:: AIM ::
Work through the data line by line, gathering every line that has the word "document".

(Collected data)
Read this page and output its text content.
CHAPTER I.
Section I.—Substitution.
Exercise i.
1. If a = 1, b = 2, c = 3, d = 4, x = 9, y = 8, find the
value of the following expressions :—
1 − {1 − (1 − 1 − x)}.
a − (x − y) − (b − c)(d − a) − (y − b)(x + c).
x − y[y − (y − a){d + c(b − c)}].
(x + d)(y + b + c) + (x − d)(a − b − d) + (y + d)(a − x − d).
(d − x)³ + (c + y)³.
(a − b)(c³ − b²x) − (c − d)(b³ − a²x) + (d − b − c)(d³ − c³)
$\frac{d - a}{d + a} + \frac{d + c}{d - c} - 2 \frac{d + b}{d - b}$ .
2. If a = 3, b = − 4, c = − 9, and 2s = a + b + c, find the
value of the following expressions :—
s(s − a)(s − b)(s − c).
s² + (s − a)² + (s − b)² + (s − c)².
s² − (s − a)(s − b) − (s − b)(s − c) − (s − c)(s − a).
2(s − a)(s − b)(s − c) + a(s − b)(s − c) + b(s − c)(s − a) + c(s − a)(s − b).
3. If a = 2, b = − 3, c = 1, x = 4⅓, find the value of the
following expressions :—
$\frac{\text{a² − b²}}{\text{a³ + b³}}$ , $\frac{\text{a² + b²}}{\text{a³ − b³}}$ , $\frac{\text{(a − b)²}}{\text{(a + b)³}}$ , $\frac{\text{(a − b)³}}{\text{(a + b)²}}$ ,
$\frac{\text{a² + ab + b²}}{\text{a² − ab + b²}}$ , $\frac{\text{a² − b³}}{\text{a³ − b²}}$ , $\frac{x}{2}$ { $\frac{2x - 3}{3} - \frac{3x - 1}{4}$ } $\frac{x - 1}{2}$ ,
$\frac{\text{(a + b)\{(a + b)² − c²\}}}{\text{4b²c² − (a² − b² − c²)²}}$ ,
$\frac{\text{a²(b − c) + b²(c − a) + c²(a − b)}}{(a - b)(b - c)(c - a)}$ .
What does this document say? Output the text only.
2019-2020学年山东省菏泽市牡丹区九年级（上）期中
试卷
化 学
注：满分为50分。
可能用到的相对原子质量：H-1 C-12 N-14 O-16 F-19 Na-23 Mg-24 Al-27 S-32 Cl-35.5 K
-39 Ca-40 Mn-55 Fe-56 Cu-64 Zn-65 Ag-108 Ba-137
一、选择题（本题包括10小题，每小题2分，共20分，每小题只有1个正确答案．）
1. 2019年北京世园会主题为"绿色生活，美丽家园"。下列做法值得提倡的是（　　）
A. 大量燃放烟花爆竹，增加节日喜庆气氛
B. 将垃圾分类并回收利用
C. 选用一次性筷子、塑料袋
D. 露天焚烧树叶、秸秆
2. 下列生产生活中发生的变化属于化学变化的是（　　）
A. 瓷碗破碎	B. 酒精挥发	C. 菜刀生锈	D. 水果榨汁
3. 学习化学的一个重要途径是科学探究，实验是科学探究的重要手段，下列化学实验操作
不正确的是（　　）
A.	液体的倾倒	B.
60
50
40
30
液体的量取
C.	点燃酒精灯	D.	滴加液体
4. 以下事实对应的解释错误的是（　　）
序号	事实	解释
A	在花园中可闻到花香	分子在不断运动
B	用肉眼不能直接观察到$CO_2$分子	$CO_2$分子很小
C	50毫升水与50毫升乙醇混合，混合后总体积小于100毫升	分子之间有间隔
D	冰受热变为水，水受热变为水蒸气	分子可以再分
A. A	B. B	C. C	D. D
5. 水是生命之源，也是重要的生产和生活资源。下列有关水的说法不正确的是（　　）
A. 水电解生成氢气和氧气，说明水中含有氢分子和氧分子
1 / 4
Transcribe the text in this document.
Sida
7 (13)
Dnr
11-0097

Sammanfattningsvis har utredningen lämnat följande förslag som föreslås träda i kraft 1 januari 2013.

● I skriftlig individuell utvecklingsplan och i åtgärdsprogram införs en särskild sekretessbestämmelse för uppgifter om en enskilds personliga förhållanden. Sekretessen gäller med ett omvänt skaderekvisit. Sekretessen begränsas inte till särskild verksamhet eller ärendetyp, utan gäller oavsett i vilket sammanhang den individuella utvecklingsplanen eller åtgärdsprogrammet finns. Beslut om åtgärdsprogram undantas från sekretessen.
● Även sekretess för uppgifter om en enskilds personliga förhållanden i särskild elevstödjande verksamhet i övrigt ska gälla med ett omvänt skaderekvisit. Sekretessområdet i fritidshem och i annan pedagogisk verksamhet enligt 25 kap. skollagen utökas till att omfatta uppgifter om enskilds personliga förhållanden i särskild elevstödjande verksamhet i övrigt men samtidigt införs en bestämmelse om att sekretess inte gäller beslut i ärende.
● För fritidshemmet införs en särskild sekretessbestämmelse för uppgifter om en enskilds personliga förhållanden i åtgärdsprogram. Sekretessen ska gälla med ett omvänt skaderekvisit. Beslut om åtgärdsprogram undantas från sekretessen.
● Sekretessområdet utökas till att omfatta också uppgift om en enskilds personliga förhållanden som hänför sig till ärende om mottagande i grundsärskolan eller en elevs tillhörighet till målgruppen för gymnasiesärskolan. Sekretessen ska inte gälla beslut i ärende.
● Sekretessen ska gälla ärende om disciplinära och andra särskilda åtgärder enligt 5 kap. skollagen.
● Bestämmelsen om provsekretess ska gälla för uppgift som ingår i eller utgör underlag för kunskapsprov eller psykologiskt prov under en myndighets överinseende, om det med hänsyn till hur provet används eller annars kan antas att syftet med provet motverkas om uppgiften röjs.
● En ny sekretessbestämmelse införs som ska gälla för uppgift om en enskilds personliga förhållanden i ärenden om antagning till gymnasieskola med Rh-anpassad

:: TASK RESPONSE ::
What does this document say? Output the text only.
Transcribe the text in this document.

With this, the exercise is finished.